## Begin Record excerpts
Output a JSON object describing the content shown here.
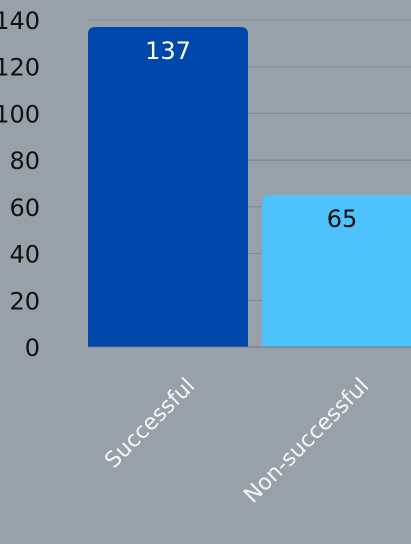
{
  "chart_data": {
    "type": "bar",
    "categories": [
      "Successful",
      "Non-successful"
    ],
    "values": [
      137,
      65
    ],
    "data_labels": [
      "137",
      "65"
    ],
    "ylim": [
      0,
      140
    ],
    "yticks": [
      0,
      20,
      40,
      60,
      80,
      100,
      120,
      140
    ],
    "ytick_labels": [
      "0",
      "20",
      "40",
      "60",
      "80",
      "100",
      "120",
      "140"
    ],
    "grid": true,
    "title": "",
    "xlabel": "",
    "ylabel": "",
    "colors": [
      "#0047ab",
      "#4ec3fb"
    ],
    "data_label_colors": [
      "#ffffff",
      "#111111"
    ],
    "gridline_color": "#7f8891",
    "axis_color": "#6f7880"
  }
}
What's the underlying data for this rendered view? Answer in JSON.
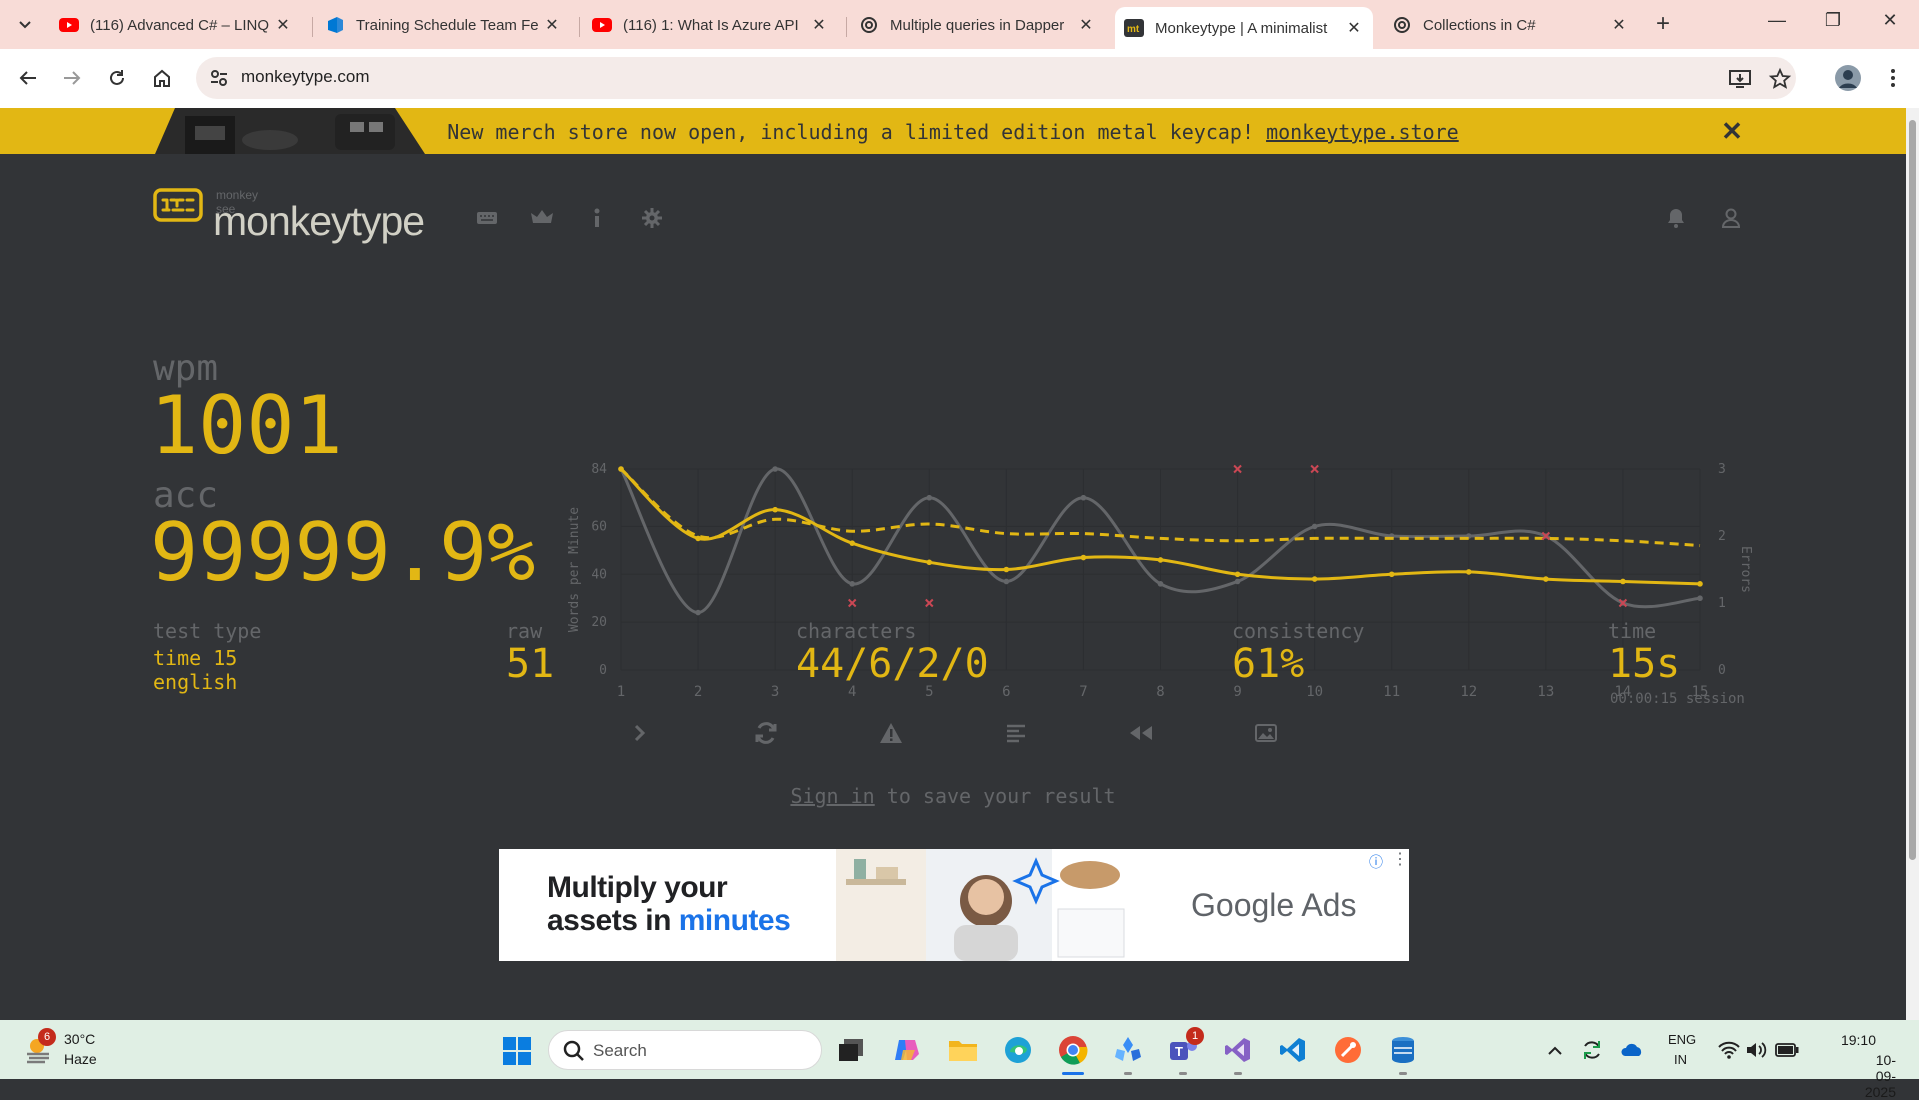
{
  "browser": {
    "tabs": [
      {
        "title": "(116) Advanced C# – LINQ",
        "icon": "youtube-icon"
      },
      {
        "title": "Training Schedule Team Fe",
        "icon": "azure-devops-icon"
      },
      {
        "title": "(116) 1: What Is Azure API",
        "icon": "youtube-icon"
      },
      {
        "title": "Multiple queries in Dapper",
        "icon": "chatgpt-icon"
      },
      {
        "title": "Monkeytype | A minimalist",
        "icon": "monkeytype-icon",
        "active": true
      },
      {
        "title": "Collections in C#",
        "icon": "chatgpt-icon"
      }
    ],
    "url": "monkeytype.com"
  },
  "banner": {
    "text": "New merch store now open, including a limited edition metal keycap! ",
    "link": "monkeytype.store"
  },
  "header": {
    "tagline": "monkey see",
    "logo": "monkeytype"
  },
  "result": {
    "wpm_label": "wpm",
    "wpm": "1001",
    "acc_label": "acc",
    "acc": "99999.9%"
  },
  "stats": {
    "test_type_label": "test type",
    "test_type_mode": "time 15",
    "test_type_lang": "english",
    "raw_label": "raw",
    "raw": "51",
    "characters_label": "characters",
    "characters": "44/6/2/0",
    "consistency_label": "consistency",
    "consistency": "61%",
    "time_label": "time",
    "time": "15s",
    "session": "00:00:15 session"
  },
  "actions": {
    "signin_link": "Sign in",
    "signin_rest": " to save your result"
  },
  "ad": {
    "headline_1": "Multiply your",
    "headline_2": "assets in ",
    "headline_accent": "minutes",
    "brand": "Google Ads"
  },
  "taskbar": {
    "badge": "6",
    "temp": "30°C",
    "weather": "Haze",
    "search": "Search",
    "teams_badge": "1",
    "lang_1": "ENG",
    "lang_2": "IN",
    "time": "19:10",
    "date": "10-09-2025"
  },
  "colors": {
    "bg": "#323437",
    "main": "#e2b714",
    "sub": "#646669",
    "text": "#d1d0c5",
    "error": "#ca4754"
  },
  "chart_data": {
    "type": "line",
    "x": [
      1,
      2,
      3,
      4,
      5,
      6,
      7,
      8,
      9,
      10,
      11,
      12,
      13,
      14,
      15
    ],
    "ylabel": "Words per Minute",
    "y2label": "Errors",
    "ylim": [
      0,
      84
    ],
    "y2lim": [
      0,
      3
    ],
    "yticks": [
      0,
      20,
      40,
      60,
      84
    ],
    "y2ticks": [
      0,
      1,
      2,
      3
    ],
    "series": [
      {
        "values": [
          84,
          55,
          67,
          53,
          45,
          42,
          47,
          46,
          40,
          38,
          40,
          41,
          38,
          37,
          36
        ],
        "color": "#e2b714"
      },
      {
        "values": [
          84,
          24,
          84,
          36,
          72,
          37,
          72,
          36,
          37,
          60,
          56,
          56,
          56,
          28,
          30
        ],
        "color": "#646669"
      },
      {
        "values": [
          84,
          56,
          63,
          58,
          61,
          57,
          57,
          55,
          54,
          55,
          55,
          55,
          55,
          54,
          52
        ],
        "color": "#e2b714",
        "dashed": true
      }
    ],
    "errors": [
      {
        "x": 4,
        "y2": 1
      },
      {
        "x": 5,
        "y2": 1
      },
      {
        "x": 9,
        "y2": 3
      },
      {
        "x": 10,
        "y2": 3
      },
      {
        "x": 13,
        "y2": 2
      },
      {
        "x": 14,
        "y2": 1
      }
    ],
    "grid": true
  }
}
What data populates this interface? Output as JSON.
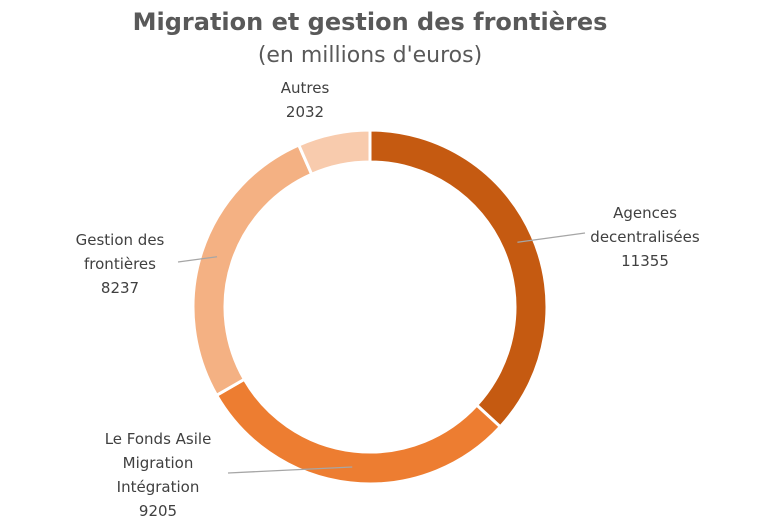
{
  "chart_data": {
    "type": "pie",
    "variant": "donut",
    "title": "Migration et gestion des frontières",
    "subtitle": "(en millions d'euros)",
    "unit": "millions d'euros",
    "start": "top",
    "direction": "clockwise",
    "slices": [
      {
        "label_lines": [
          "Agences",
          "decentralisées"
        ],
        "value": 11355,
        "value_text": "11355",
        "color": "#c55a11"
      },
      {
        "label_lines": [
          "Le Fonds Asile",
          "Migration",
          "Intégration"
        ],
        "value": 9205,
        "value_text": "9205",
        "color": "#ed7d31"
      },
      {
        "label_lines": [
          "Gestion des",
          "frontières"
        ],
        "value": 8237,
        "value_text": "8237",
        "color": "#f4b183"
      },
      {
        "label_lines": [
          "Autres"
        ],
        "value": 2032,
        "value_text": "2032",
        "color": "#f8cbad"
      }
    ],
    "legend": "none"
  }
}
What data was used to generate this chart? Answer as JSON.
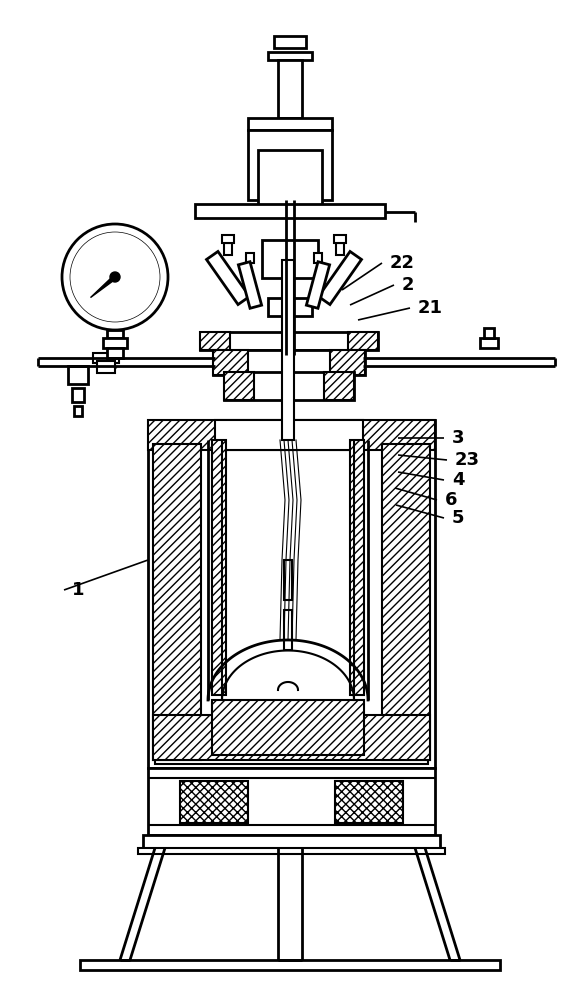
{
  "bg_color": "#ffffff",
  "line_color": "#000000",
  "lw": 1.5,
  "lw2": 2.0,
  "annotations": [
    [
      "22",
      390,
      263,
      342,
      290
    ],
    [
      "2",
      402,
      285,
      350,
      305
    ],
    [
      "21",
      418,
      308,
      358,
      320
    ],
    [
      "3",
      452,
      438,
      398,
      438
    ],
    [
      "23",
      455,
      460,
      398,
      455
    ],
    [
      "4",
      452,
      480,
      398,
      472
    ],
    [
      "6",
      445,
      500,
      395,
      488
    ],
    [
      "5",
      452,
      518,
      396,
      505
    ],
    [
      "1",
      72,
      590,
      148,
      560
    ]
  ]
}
## End Record excerpts
_Problem statement_. Return each line of the data, keeping its wording exact and omitting pictures.

_Correct result_.
Output a JSON object describing the content shown here.
{
  "chart_data": {
    "type": "bar",
    "categories": [
      "Successful",
      "Non-successful"
    ],
    "values": [
      137,
      65
    ],
    "data_labels": [
      "137",
      "65"
    ],
    "ylim": [
      0,
      140
    ],
    "yticks": [
      0,
      20,
      40,
      60,
      80,
      100,
      120,
      140
    ],
    "ytick_labels": [
      "0",
      "20",
      "40",
      "60",
      "80",
      "100",
      "120",
      "140"
    ],
    "grid": true,
    "title": "",
    "xlabel": "",
    "ylabel": "",
    "colors": [
      "#0047ab",
      "#4ec3fb"
    ],
    "data_label_colors": [
      "#ffffff",
      "#111111"
    ],
    "gridline_color": "#7f8891",
    "axis_color": "#6f7880"
  }
}
What's the underlying data for this rendered view? Answer in JSON.
{
  "browser": {
    "tabs": [
      {
        "title": "(116) Advanced C# – LINQ",
        "icon": "youtube-icon"
      },
      {
        "title": "Training Schedule Team Fe",
        "icon": "azure-devops-icon"
      },
      {
        "title": "(116) 1: What Is Azure API",
        "icon": "youtube-icon"
      },
      {
        "title": "Multiple queries in Dapper",
        "icon": "chatgpt-icon"
      },
      {
        "title": "Monkeytype | A minimalist",
        "icon": "monkeytype-icon",
        "active": true
      },
      {
        "title": "Collections in C#",
        "icon": "chatgpt-icon"
      }
    ],
    "url": "monkeytype.com"
  },
  "banner": {
    "text": "New merch store now open, including a limited edition metal keycap! ",
    "link": "monkeytype.store"
  },
  "header": {
    "tagline": "monkey see",
    "logo": "monkeytype"
  },
  "result": {
    "wpm_label": "wpm",
    "wpm": "1001",
    "acc_label": "acc",
    "acc": "99999.9%"
  },
  "stats": {
    "test_type_label": "test type",
    "test_type_mode": "time 15",
    "test_type_lang": "english",
    "raw_label": "raw",
    "raw": "51",
    "characters_label": "characters",
    "characters": "44/6/2/0",
    "consistency_label": "consistency",
    "consistency": "61%",
    "time_label": "time",
    "time": "15s",
    "session": "00:00:15 session"
  },
  "actions": {
    "signin_link": "Sign in",
    "signin_rest": " to save your result"
  },
  "ad": {
    "headline_1": "Multiply your",
    "headline_2": "assets in ",
    "headline_accent": "minutes",
    "brand": "Google Ads"
  },
  "taskbar": {
    "badge": "6",
    "temp": "30°C",
    "weather": "Haze",
    "search": "Search",
    "teams_badge": "1",
    "lang_1": "ENG",
    "lang_2": "IN",
    "time": "19:10",
    "date": "10-09-2025"
  },
  "colors": {
    "bg": "#323437",
    "main": "#e2b714",
    "sub": "#646669",
    "text": "#d1d0c5",
    "error": "#ca4754"
  },
  "chart_data": {
    "type": "line",
    "x": [
      1,
      2,
      3,
      4,
      5,
      6,
      7,
      8,
      9,
      10,
      11,
      12,
      13,
      14,
      15
    ],
    "ylabel": "Words per Minute",
    "y2label": "Errors",
    "ylim": [
      0,
      84
    ],
    "y2lim": [
      0,
      3
    ],
    "yticks": [
      0,
      20,
      40,
      60,
      84
    ],
    "y2ticks": [
      0,
      1,
      2,
      3
    ],
    "series": [
      {
        "values": [
          84,
          55,
          67,
          53,
          45,
          42,
          47,
          46,
          40,
          38,
          40,
          41,
          38,
          37,
          36
        ],
        "color": "#e2b714"
      },
      {
        "values": [
          84,
          24,
          84,
          36,
          72,
          37,
          72,
          36,
          37,
          60,
          56,
          56,
          56,
          28,
          30
        ],
        "color": "#646669"
      },
      {
        "values": [
          84,
          56,
          63,
          58,
          61,
          57,
          57,
          55,
          54,
          55,
          55,
          55,
          55,
          54,
          52
        ],
        "color": "#e2b714",
        "dashed": true
      }
    ],
    "errors": [
      {
        "x": 4,
        "y2": 1
      },
      {
        "x": 5,
        "y2": 1
      },
      {
        "x": 9,
        "y2": 3
      },
      {
        "x": 10,
        "y2": 3
      },
      {
        "x": 13,
        "y2": 2
      },
      {
        "x": 14,
        "y2": 1
      }
    ],
    "grid": true
  }
}
What data populates this interface? Output as JSON.
{
  "chart_data": {
    "type": "pie",
    "variant": "donut",
    "title": "Migration et gestion des frontières",
    "subtitle": "(en millions d'euros)",
    "unit": "millions d'euros",
    "start": "top",
    "direction": "clockwise",
    "slices": [
      {
        "label_lines": [
          "Agences",
          "decentralisées"
        ],
        "value": 11355,
        "value_text": "11355",
        "color": "#c55a11"
      },
      {
        "label_lines": [
          "Le Fonds Asile",
          "Migration",
          "Intégration"
        ],
        "value": 9205,
        "value_text": "9205",
        "color": "#ed7d31"
      },
      {
        "label_lines": [
          "Gestion des",
          "frontières"
        ],
        "value": 8237,
        "value_text": "8237",
        "color": "#f4b183"
      },
      {
        "label_lines": [
          "Autres"
        ],
        "value": 2032,
        "value_text": "2032",
        "color": "#f8cbad"
      }
    ],
    "legend": "none"
  }
}
What data was used to generate this chart? Answer as JSON.
{
  "bg_color": "#ffffff",
  "line_color": "#000000",
  "lw": 1.5,
  "lw2": 2.0,
  "annotations": [
    [
      "22",
      390,
      263,
      342,
      290
    ],
    [
      "2",
      402,
      285,
      350,
      305
    ],
    [
      "21",
      418,
      308,
      358,
      320
    ],
    [
      "3",
      452,
      438,
      398,
      438
    ],
    [
      "23",
      455,
      460,
      398,
      455
    ],
    [
      "4",
      452,
      480,
      398,
      472
    ],
    [
      "6",
      445,
      500,
      395,
      488
    ],
    [
      "5",
      452,
      518,
      396,
      505
    ],
    [
      "1",
      72,
      590,
      148,
      560
    ]
  ]
}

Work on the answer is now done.